» **What to produce**: Exactly as they appear, output all of the records. Skip any images.

------------

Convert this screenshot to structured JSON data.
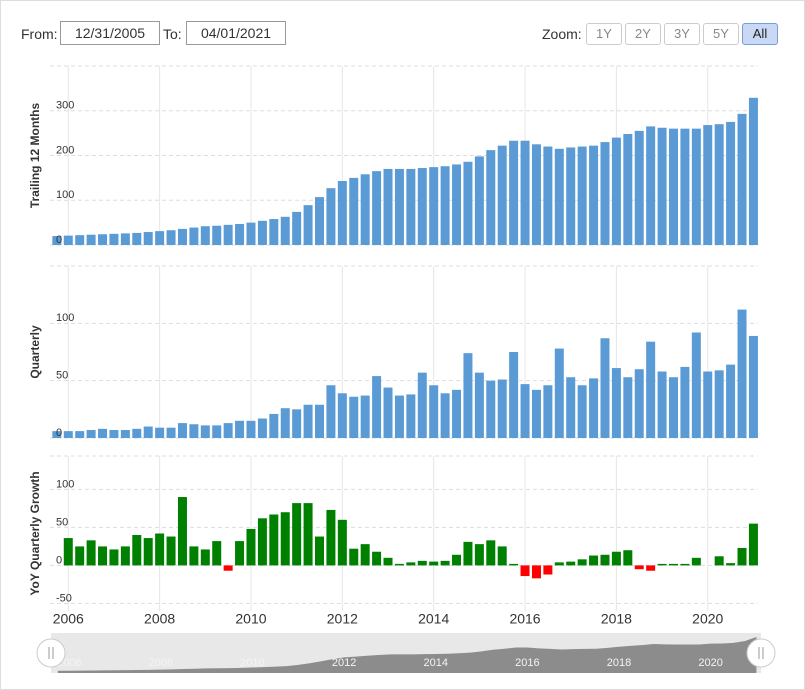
{
  "range_selector": {
    "from_label": "From:",
    "from": "12/31/2005",
    "to_label": "To:",
    "to": "04/01/2021",
    "zoom_label": "Zoom:",
    "zoom_buttons": [
      "1Y",
      "2Y",
      "3Y",
      "5Y",
      "All"
    ],
    "active_zoom": "All"
  },
  "chart_data": [
    {
      "type": "bar",
      "ylabel": "Trailing 12 Months",
      "color": "#5b9bd5",
      "grid": true,
      "xlim": [
        2005.6,
        2021.1
      ],
      "ylim": [
        0,
        400
      ],
      "yticks": [
        0,
        100,
        200,
        300
      ],
      "x": [
        2005.75,
        2006,
        2006.25,
        2006.5,
        2006.75,
        2007,
        2007.25,
        2007.5,
        2007.75,
        2008,
        2008.25,
        2008.5,
        2008.75,
        2009,
        2009.25,
        2009.5,
        2009.75,
        2010,
        2010.25,
        2010.5,
        2010.75,
        2011,
        2011.25,
        2011.5,
        2011.75,
        2012,
        2012.25,
        2012.5,
        2012.75,
        2013,
        2013.25,
        2013.5,
        2013.75,
        2014,
        2014.25,
        2014.5,
        2014.75,
        2015,
        2015.25,
        2015.5,
        2015.75,
        2016,
        2016.25,
        2016.5,
        2016.75,
        2017,
        2017.25,
        2017.5,
        2017.75,
        2018,
        2018.25,
        2018.5,
        2018.75,
        2019,
        2019.25,
        2019.5,
        2019.75,
        2020,
        2020.25,
        2020.5,
        2020.75,
        2021
      ],
      "values": [
        20,
        21,
        22,
        23,
        24,
        25,
        26,
        27,
        29,
        31,
        33,
        36,
        39,
        42,
        43,
        45,
        47,
        50,
        54,
        58,
        63,
        74,
        89,
        107,
        127,
        143,
        150,
        158,
        165,
        170,
        170,
        170,
        172,
        174,
        176,
        180,
        186,
        198,
        212,
        222,
        233,
        233,
        225,
        220,
        215,
        218,
        220,
        222,
        230,
        240,
        248,
        255,
        265,
        262,
        260,
        260,
        260,
        268,
        270,
        275,
        293,
        329
      ]
    },
    {
      "type": "bar",
      "ylabel": "Quarterly",
      "color": "#5b9bd5",
      "grid": true,
      "xlim": [
        2005.6,
        2021.1
      ],
      "ylim": [
        0,
        150
      ],
      "yticks": [
        0,
        50,
        100
      ],
      "x": [
        2005.75,
        2006,
        2006.25,
        2006.5,
        2006.75,
        2007,
        2007.25,
        2007.5,
        2007.75,
        2008,
        2008.25,
        2008.5,
        2008.75,
        2009,
        2009.25,
        2009.5,
        2009.75,
        2010,
        2010.25,
        2010.5,
        2010.75,
        2011,
        2011.25,
        2011.5,
        2011.75,
        2012,
        2012.25,
        2012.5,
        2012.75,
        2013,
        2013.25,
        2013.5,
        2013.75,
        2014,
        2014.25,
        2014.5,
        2014.75,
        2015,
        2015.25,
        2015.5,
        2015.75,
        2016,
        2016.25,
        2016.5,
        2016.75,
        2017,
        2017.25,
        2017.5,
        2017.75,
        2018,
        2018.25,
        2018.5,
        2018.75,
        2019,
        2019.25,
        2019.5,
        2019.75,
        2020,
        2020.25,
        2020.5,
        2020.75,
        2021
      ],
      "values": [
        6,
        6,
        6,
        7,
        8,
        7,
        7,
        8,
        10,
        9,
        9,
        13,
        12,
        11,
        11,
        13,
        15,
        15,
        17,
        21,
        26,
        25,
        29,
        29,
        46,
        39,
        36,
        37,
        54,
        44,
        37,
        38,
        57,
        46,
        39,
        42,
        74,
        57,
        50,
        51,
        75,
        47,
        42,
        46,
        78,
        53,
        46,
        52,
        87,
        61,
        53,
        60,
        84,
        58,
        53,
        62,
        92,
        58,
        59,
        64,
        112,
        89
      ]
    },
    {
      "type": "bar",
      "ylabel": "YoY Quarterly Growth",
      "color": "#008000",
      "negative_color": "#ff0000",
      "grid": true,
      "xlim": [
        2005.6,
        2021.1
      ],
      "ylim": [
        -60,
        144
      ],
      "yticks": [
        -50,
        0,
        50,
        100
      ],
      "xticks": [
        2006,
        2008,
        2010,
        2012,
        2014,
        2016,
        2018,
        2020
      ],
      "x": [
        2005.75,
        2006,
        2006.25,
        2006.5,
        2006.75,
        2007,
        2007.25,
        2007.5,
        2007.75,
        2008,
        2008.25,
        2008.5,
        2008.75,
        2009,
        2009.25,
        2009.5,
        2009.75,
        2010,
        2010.25,
        2010.5,
        2010.75,
        2011,
        2011.25,
        2011.5,
        2011.75,
        2012,
        2012.25,
        2012.5,
        2012.75,
        2013,
        2013.25,
        2013.5,
        2013.75,
        2014,
        2014.25,
        2014.5,
        2014.75,
        2015,
        2015.25,
        2015.5,
        2015.75,
        2016,
        2016.25,
        2016.5,
        2016.75,
        2017,
        2017.25,
        2017.5,
        2017.75,
        2018,
        2018.25,
        2018.5,
        2018.75,
        2019,
        2019.25,
        2019.5,
        2019.75,
        2020,
        2020.25,
        2020.5,
        2020.75,
        2021
      ],
      "values": [
        null,
        36,
        25,
        33,
        25,
        21,
        25,
        40,
        36,
        42,
        38,
        90,
        25,
        21,
        32,
        -7,
        32,
        48,
        62,
        67,
        70,
        82,
        82,
        38,
        73,
        60,
        22,
        28,
        18,
        10,
        2,
        4,
        6,
        5,
        6,
        14,
        31,
        28,
        33,
        25,
        2,
        -14,
        -17,
        -12,
        4,
        5,
        8,
        13,
        14,
        18,
        20,
        -5,
        -7,
        2,
        2,
        2,
        10,
        0,
        12,
        3,
        23,
        55
      ]
    }
  ]
}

------------

» **Response to the exercise**:
Convert this screenshot to structured JSON data.
{
  "range_selector": {
    "from_label": "From:",
    "from": "12/31/2005",
    "to_label": "To:",
    "to": "04/01/2021",
    "zoom_label": "Zoom:",
    "zoom_buttons": [
      "1Y",
      "2Y",
      "3Y",
      "5Y",
      "All"
    ],
    "active_zoom": "All"
  },
  "chart_data": [
    {
      "type": "bar",
      "ylabel": "Trailing 12 Months",
      "color": "#5b9bd5",
      "grid": true,
      "xlim": [
        2005.6,
        2021.1
      ],
      "ylim": [
        0,
        400
      ],
      "yticks": [
        0,
        100,
        200,
        300
      ],
      "x": [
        2005.75,
        2006,
        2006.25,
        2006.5,
        2006.75,
        2007,
        2007.25,
        2007.5,
        2007.75,
        2008,
        2008.25,
        2008.5,
        2008.75,
        2009,
        2009.25,
        2009.5,
        2009.75,
        2010,
        2010.25,
        2010.5,
        2010.75,
        2011,
        2011.25,
        2011.5,
        2011.75,
        2012,
        2012.25,
        2012.5,
        2012.75,
        2013,
        2013.25,
        2013.5,
        2013.75,
        2014,
        2014.25,
        2014.5,
        2014.75,
        2015,
        2015.25,
        2015.5,
        2015.75,
        2016,
        2016.25,
        2016.5,
        2016.75,
        2017,
        2017.25,
        2017.5,
        2017.75,
        2018,
        2018.25,
        2018.5,
        2018.75,
        2019,
        2019.25,
        2019.5,
        2019.75,
        2020,
        2020.25,
        2020.5,
        2020.75,
        2021
      ],
      "values": [
        20,
        21,
        22,
        23,
        24,
        25,
        26,
        27,
        29,
        31,
        33,
        36,
        39,
        42,
        43,
        45,
        47,
        50,
        54,
        58,
        63,
        74,
        89,
        107,
        127,
        143,
        150,
        158,
        165,
        170,
        170,
        170,
        172,
        174,
        176,
        180,
        186,
        198,
        212,
        222,
        233,
        233,
        225,
        220,
        215,
        218,
        220,
        222,
        230,
        240,
        248,
        255,
        265,
        262,
        260,
        260,
        260,
        268,
        270,
        275,
        293,
        329
      ]
    },
    {
      "type": "bar",
      "ylabel": "Quarterly",
      "color": "#5b9bd5",
      "grid": true,
      "xlim": [
        2005.6,
        2021.1
      ],
      "ylim": [
        0,
        150
      ],
      "yticks": [
        0,
        50,
        100
      ],
      "x": [
        2005.75,
        2006,
        2006.25,
        2006.5,
        2006.75,
        2007,
        2007.25,
        2007.5,
        2007.75,
        2008,
        2008.25,
        2008.5,
        2008.75,
        2009,
        2009.25,
        2009.5,
        2009.75,
        2010,
        2010.25,
        2010.5,
        2010.75,
        2011,
        2011.25,
        2011.5,
        2011.75,
        2012,
        2012.25,
        2012.5,
        2012.75,
        2013,
        2013.25,
        2013.5,
        2013.75,
        2014,
        2014.25,
        2014.5,
        2014.75,
        2015,
        2015.25,
        2015.5,
        2015.75,
        2016,
        2016.25,
        2016.5,
        2016.75,
        2017,
        2017.25,
        2017.5,
        2017.75,
        2018,
        2018.25,
        2018.5,
        2018.75,
        2019,
        2019.25,
        2019.5,
        2019.75,
        2020,
        2020.25,
        2020.5,
        2020.75,
        2021
      ],
      "values": [
        6,
        6,
        6,
        7,
        8,
        7,
        7,
        8,
        10,
        9,
        9,
        13,
        12,
        11,
        11,
        13,
        15,
        15,
        17,
        21,
        26,
        25,
        29,
        29,
        46,
        39,
        36,
        37,
        54,
        44,
        37,
        38,
        57,
        46,
        39,
        42,
        74,
        57,
        50,
        51,
        75,
        47,
        42,
        46,
        78,
        53,
        46,
        52,
        87,
        61,
        53,
        60,
        84,
        58,
        53,
        62,
        92,
        58,
        59,
        64,
        112,
        89
      ]
    },
    {
      "type": "bar",
      "ylabel": "YoY Quarterly Growth",
      "color": "#008000",
      "negative_color": "#ff0000",
      "grid": true,
      "xlim": [
        2005.6,
        2021.1
      ],
      "ylim": [
        -60,
        144
      ],
      "yticks": [
        -50,
        0,
        50,
        100
      ],
      "xticks": [
        2006,
        2008,
        2010,
        2012,
        2014,
        2016,
        2018,
        2020
      ],
      "x": [
        2005.75,
        2006,
        2006.25,
        2006.5,
        2006.75,
        2007,
        2007.25,
        2007.5,
        2007.75,
        2008,
        2008.25,
        2008.5,
        2008.75,
        2009,
        2009.25,
        2009.5,
        2009.75,
        2010,
        2010.25,
        2010.5,
        2010.75,
        2011,
        2011.25,
        2011.5,
        2011.75,
        2012,
        2012.25,
        2012.5,
        2012.75,
        2013,
        2013.25,
        2013.5,
        2013.75,
        2014,
        2014.25,
        2014.5,
        2014.75,
        2015,
        2015.25,
        2015.5,
        2015.75,
        2016,
        2016.25,
        2016.5,
        2016.75,
        2017,
        2017.25,
        2017.5,
        2017.75,
        2018,
        2018.25,
        2018.5,
        2018.75,
        2019,
        2019.25,
        2019.5,
        2019.75,
        2020,
        2020.25,
        2020.5,
        2020.75,
        2021
      ],
      "values": [
        null,
        36,
        25,
        33,
        25,
        21,
        25,
        40,
        36,
        42,
        38,
        90,
        25,
        21,
        32,
        -7,
        32,
        48,
        62,
        67,
        70,
        82,
        82,
        38,
        73,
        60,
        22,
        28,
        18,
        10,
        2,
        4,
        6,
        5,
        6,
        14,
        31,
        28,
        33,
        25,
        2,
        -14,
        -17,
        -12,
        4,
        5,
        8,
        13,
        14,
        18,
        20,
        -5,
        -7,
        2,
        2,
        2,
        10,
        0,
        12,
        3,
        23,
        55
      ]
    }
  ]
}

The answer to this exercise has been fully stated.